▶ **Work to complete**:
Give a verbatim copy of the lines below, minus the pictures.

▶ **Supplied records**:
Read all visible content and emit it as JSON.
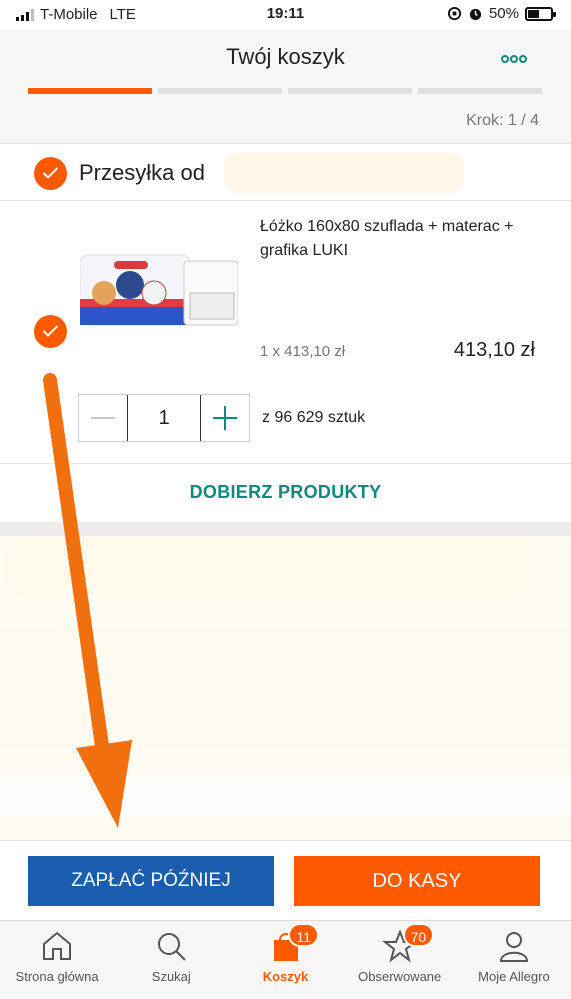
{
  "status_bar": {
    "carrier": "T-Mobile",
    "network": "LTE",
    "time": "19:11",
    "battery": "50%",
    "battery_level": 0.5
  },
  "header": {
    "title": "Twój koszyk",
    "more_icon": "more-dots-icon"
  },
  "steps": {
    "current": 1,
    "total": 4,
    "label": "Krok: 1 / 4"
  },
  "seller": {
    "label": "Przesyłka od"
  },
  "product": {
    "name": "Łóżko 160x80 szuflada + materac + grafika LUKI",
    "unit_price": "1 x 413,10 zł",
    "total_price": "413,10 zł",
    "quantity": "1",
    "stock": "z 96 629 sztuk"
  },
  "more_products": "DOBIERZ PRODUKTY",
  "buttons": {
    "pay_later": "ZAPŁAĆ PÓŹNIEJ",
    "checkout": "DO KASY"
  },
  "tabs": [
    {
      "label": "Strona główna",
      "icon": "home-icon"
    },
    {
      "label": "Szukaj",
      "icon": "search-icon"
    },
    {
      "label": "Koszyk",
      "icon": "cart-icon",
      "badge": "11"
    },
    {
      "label": "Obserwowane",
      "icon": "star-icon",
      "badge": "70"
    },
    {
      "label": "Moje Allegro",
      "icon": "user-icon"
    }
  ],
  "colors": {
    "accent": "#ff5a00",
    "teal": "#0e8b7a",
    "blue": "#1a5cae"
  }
}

▶ **Solution to the exercise**:
Read all visible content and emit it as JSON.
{
  "status_bar": {
    "carrier": "T-Mobile",
    "network": "LTE",
    "time": "19:11",
    "battery": "50%",
    "battery_level": 0.5
  },
  "header": {
    "title": "Twój koszyk",
    "more_icon": "more-dots-icon"
  },
  "steps": {
    "current": 1,
    "total": 4,
    "label": "Krok: 1 / 4"
  },
  "seller": {
    "label": "Przesyłka od"
  },
  "product": {
    "name": "Łóżko 160x80 szuflada + materac + grafika LUKI",
    "unit_price": "1 x 413,10 zł",
    "total_price": "413,10 zł",
    "quantity": "1",
    "stock": "z 96 629 sztuk"
  },
  "more_products": "DOBIERZ PRODUKTY",
  "buttons": {
    "pay_later": "ZAPŁAĆ PÓŹNIEJ",
    "checkout": "DO KASY"
  },
  "tabs": [
    {
      "label": "Strona główna",
      "icon": "home-icon"
    },
    {
      "label": "Szukaj",
      "icon": "search-icon"
    },
    {
      "label": "Koszyk",
      "icon": "cart-icon",
      "badge": "11"
    },
    {
      "label": "Obserwowane",
      "icon": "star-icon",
      "badge": "70"
    },
    {
      "label": "Moje Allegro",
      "icon": "user-icon"
    }
  ],
  "colors": {
    "accent": "#ff5a00",
    "teal": "#0e8b7a",
    "blue": "#1a5cae"
  }
}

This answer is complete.